■ **EXERCISE INSTRUCTIONS**
Write out each line of the listing as it stands, without the images.
RECORDS start
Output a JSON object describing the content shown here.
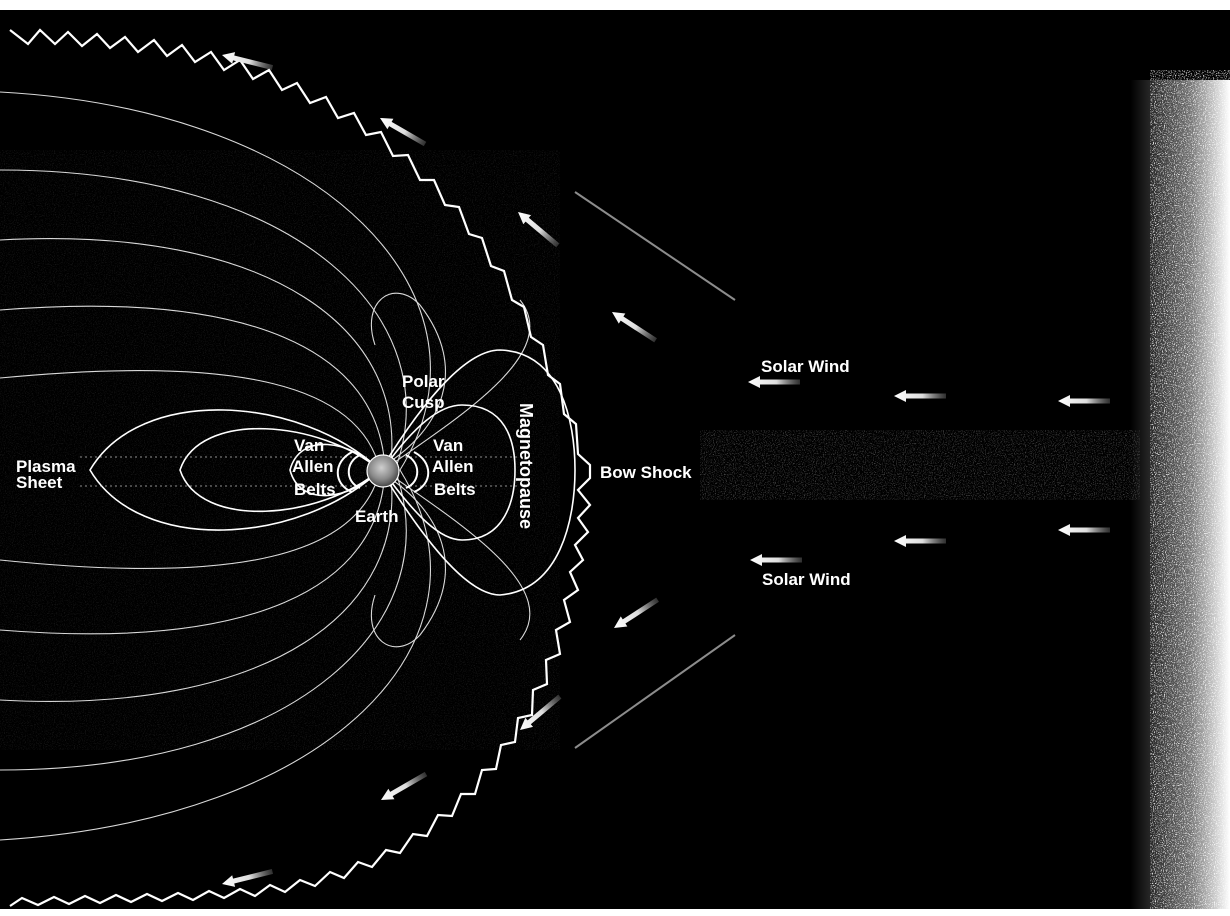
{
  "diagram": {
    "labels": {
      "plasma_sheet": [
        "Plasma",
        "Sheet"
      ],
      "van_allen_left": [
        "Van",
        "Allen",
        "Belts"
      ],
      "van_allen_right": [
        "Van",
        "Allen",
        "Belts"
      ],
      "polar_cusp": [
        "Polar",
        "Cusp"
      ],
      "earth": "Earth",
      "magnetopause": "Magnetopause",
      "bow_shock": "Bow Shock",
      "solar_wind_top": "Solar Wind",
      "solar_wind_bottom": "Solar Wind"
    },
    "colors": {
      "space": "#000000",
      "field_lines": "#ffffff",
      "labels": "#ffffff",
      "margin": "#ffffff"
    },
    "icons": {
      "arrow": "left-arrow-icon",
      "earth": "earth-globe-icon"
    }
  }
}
RECORDS end
■ **COMPLETED TASK**
Output a JSON object describing the content shown here.
{
  "diagram": {
    "labels": {
      "plasma_sheet": [
        "Plasma",
        "Sheet"
      ],
      "van_allen_left": [
        "Van",
        "Allen",
        "Belts"
      ],
      "van_allen_right": [
        "Van",
        "Allen",
        "Belts"
      ],
      "polar_cusp": [
        "Polar",
        "Cusp"
      ],
      "earth": "Earth",
      "magnetopause": "Magnetopause",
      "bow_shock": "Bow Shock",
      "solar_wind_top": "Solar Wind",
      "solar_wind_bottom": "Solar Wind"
    },
    "colors": {
      "space": "#000000",
      "field_lines": "#ffffff",
      "labels": "#ffffff",
      "margin": "#ffffff"
    },
    "icons": {
      "arrow": "left-arrow-icon",
      "earth": "earth-globe-icon"
    }
  }
}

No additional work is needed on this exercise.